_Direction_:
Print exactly the lines from the line with "Parse this screenshot: output" to the last line of the data, please, both included.

_Supplied material_:
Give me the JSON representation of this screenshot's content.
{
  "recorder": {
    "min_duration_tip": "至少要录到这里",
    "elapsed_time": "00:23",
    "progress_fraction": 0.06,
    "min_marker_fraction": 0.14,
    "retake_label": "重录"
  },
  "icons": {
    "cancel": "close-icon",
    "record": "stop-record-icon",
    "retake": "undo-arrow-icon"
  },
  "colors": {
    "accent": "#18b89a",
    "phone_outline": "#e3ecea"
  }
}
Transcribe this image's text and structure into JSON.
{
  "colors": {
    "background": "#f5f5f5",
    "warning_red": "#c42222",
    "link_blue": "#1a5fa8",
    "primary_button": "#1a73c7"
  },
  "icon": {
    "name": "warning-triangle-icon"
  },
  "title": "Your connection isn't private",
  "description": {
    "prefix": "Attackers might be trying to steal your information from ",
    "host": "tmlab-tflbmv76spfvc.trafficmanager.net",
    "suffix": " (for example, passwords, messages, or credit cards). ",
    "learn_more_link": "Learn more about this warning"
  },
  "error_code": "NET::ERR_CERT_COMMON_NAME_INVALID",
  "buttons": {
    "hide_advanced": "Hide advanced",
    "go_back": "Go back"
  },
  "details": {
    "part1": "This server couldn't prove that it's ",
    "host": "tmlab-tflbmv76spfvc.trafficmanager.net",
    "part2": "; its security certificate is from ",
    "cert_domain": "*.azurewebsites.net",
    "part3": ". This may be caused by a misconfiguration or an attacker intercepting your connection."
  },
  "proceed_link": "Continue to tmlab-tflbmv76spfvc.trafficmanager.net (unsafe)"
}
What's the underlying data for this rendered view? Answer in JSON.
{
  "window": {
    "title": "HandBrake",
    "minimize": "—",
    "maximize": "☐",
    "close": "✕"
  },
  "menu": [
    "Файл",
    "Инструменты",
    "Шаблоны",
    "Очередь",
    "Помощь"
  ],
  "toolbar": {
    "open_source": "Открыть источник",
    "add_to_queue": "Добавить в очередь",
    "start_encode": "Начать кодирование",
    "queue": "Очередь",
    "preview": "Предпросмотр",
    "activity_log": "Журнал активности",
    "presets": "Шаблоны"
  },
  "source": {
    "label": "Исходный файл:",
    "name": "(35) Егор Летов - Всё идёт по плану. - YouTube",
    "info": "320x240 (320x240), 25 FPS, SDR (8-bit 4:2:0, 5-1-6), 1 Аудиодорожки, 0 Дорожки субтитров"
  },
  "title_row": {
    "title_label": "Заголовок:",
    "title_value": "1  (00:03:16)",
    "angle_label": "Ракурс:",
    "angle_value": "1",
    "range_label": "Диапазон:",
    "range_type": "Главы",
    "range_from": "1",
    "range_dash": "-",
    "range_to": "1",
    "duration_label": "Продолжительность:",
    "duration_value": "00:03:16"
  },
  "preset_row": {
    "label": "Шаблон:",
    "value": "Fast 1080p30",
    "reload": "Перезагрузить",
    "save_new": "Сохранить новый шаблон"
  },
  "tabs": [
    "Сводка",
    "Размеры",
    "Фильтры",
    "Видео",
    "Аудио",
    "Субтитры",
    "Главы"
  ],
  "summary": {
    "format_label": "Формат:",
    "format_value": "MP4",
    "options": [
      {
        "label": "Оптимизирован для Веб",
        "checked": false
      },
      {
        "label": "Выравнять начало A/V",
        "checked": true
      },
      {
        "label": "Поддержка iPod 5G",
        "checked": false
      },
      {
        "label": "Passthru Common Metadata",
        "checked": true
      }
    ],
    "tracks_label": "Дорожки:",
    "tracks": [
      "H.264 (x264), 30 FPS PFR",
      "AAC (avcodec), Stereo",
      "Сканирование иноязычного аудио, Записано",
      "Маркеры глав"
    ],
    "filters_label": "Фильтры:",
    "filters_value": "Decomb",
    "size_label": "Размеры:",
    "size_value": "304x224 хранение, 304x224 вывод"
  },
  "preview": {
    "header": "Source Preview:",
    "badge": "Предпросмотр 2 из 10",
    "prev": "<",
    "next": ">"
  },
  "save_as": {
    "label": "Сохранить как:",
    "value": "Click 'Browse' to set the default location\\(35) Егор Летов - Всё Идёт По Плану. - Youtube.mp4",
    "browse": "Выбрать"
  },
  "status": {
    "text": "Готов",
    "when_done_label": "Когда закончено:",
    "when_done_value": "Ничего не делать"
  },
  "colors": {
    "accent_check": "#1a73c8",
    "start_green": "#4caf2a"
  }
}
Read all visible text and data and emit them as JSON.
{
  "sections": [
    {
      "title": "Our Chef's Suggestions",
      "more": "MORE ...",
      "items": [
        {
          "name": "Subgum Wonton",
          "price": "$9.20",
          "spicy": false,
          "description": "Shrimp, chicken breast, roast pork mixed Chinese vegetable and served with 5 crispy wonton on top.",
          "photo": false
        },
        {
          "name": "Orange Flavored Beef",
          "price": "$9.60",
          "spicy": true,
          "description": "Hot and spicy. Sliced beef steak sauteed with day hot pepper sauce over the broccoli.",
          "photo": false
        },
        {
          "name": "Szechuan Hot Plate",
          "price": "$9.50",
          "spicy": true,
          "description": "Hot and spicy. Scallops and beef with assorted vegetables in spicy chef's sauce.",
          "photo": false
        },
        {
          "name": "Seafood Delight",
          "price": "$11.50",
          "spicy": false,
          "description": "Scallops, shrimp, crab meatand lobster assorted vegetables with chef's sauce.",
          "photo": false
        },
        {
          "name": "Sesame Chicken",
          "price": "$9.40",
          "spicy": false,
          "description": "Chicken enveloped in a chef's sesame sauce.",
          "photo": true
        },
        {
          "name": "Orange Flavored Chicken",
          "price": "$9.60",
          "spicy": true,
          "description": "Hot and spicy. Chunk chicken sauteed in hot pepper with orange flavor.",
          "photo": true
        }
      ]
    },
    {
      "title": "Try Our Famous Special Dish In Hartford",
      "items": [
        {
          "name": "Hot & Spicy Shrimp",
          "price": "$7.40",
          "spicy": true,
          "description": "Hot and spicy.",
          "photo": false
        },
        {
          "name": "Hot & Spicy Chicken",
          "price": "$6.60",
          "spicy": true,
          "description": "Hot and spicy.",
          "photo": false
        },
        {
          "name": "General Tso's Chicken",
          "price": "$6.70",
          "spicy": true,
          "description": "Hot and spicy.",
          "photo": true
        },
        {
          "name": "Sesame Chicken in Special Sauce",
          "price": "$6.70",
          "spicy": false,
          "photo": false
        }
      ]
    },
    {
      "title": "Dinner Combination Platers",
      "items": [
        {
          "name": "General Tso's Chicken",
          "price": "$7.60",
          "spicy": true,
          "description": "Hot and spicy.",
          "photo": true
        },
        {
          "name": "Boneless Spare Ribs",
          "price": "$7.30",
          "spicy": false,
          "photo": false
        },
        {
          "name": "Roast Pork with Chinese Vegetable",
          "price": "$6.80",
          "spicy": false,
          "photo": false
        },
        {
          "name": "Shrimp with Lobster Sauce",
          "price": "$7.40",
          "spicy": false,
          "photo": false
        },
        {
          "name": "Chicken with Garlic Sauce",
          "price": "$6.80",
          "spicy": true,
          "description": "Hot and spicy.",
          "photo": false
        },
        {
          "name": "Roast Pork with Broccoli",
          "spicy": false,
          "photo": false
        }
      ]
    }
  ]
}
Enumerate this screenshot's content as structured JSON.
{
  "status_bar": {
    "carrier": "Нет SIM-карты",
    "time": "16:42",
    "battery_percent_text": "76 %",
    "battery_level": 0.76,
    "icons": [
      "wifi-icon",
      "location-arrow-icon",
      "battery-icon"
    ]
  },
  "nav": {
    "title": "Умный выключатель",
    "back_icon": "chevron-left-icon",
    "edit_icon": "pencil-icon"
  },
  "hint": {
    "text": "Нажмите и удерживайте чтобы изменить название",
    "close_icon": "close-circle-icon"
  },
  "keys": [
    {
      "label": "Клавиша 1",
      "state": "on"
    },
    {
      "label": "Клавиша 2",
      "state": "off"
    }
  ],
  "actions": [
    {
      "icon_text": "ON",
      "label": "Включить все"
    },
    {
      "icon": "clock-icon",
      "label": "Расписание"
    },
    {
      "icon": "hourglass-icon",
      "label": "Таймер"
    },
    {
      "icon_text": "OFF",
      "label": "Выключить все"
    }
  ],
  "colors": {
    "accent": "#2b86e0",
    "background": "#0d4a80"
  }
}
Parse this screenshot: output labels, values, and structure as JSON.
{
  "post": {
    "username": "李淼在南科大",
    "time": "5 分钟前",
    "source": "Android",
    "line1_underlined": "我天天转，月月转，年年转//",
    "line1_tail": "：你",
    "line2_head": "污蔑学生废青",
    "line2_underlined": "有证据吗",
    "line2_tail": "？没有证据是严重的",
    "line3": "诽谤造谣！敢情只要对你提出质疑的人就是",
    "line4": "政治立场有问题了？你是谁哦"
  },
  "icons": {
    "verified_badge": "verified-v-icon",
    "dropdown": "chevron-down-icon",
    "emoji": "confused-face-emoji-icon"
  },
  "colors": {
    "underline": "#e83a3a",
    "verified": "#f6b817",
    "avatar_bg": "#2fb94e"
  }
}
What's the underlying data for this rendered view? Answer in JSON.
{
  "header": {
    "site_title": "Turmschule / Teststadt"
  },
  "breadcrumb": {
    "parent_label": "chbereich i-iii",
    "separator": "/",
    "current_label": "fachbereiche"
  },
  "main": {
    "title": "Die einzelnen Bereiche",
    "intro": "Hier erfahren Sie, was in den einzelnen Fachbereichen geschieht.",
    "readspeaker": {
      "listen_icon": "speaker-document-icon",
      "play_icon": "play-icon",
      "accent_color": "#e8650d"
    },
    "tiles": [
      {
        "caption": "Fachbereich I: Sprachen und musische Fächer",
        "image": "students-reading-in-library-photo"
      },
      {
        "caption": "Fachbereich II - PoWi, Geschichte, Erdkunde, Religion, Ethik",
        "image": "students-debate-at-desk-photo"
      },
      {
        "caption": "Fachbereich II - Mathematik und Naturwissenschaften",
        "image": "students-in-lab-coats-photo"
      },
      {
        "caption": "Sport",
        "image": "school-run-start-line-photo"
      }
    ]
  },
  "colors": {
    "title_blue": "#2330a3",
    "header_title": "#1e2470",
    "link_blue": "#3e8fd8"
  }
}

_Written answer_:
Parse this screenshot: output labels, values, and structure as JSON.
{
  "post": {
    "username": "李淼在南科大",
    "time": "5 分钟前",
    "source": "Android",
    "line1_underlined": "我天天转，月月转，年年转//",
    "line1_tail": "：你",
    "line2_head": "污蔑学生废青",
    "line2_underlined": "有证据吗",
    "line2_tail": "？没有证据是严重的",
    "line3": "诽谤造谣！敢情只要对你提出质疑的人就是",
    "line4": "政治立场有问题了？你是谁哦"
  },
  "icons": {
    "verified_badge": "verified-v-icon",
    "dropdown": "chevron-down-icon",
    "emoji": "confused-face-emoji-icon"
  },
  "colors": {
    "underline": "#e83a3a",
    "verified": "#f6b817",
    "avatar_bg": "#2fb94e"
  }
}
What's the underlying data for this rendered view? Answer in JSON.
{
  "header": {
    "site_title": "Turmschule / Teststadt"
  },
  "breadcrumb": {
    "parent_label": "chbereich i-iii",
    "separator": "/",
    "current_label": "fachbereiche"
  },
  "main": {
    "title": "Die einzelnen Bereiche",
    "intro": "Hier erfahren Sie, was in den einzelnen Fachbereichen geschieht.",
    "readspeaker": {
      "listen_icon": "speaker-document-icon",
      "play_icon": "play-icon",
      "accent_color": "#e8650d"
    },
    "tiles": [
      {
        "caption": "Fachbereich I: Sprachen und musische Fächer",
        "image": "students-reading-in-library-photo"
      },
      {
        "caption": "Fachbereich II - PoWi, Geschichte, Erdkunde, Religion, Ethik",
        "image": "students-debate-at-desk-photo"
      },
      {
        "caption": "Fachbereich II - Mathematik und Naturwissenschaften",
        "image": "students-in-lab-coats-photo"
      },
      {
        "caption": "Sport",
        "image": "school-run-start-line-photo"
      }
    ]
  },
  "colors": {
    "title_blue": "#2330a3",
    "header_title": "#1e2470",
    "link_blue": "#3e8fd8"
  }
}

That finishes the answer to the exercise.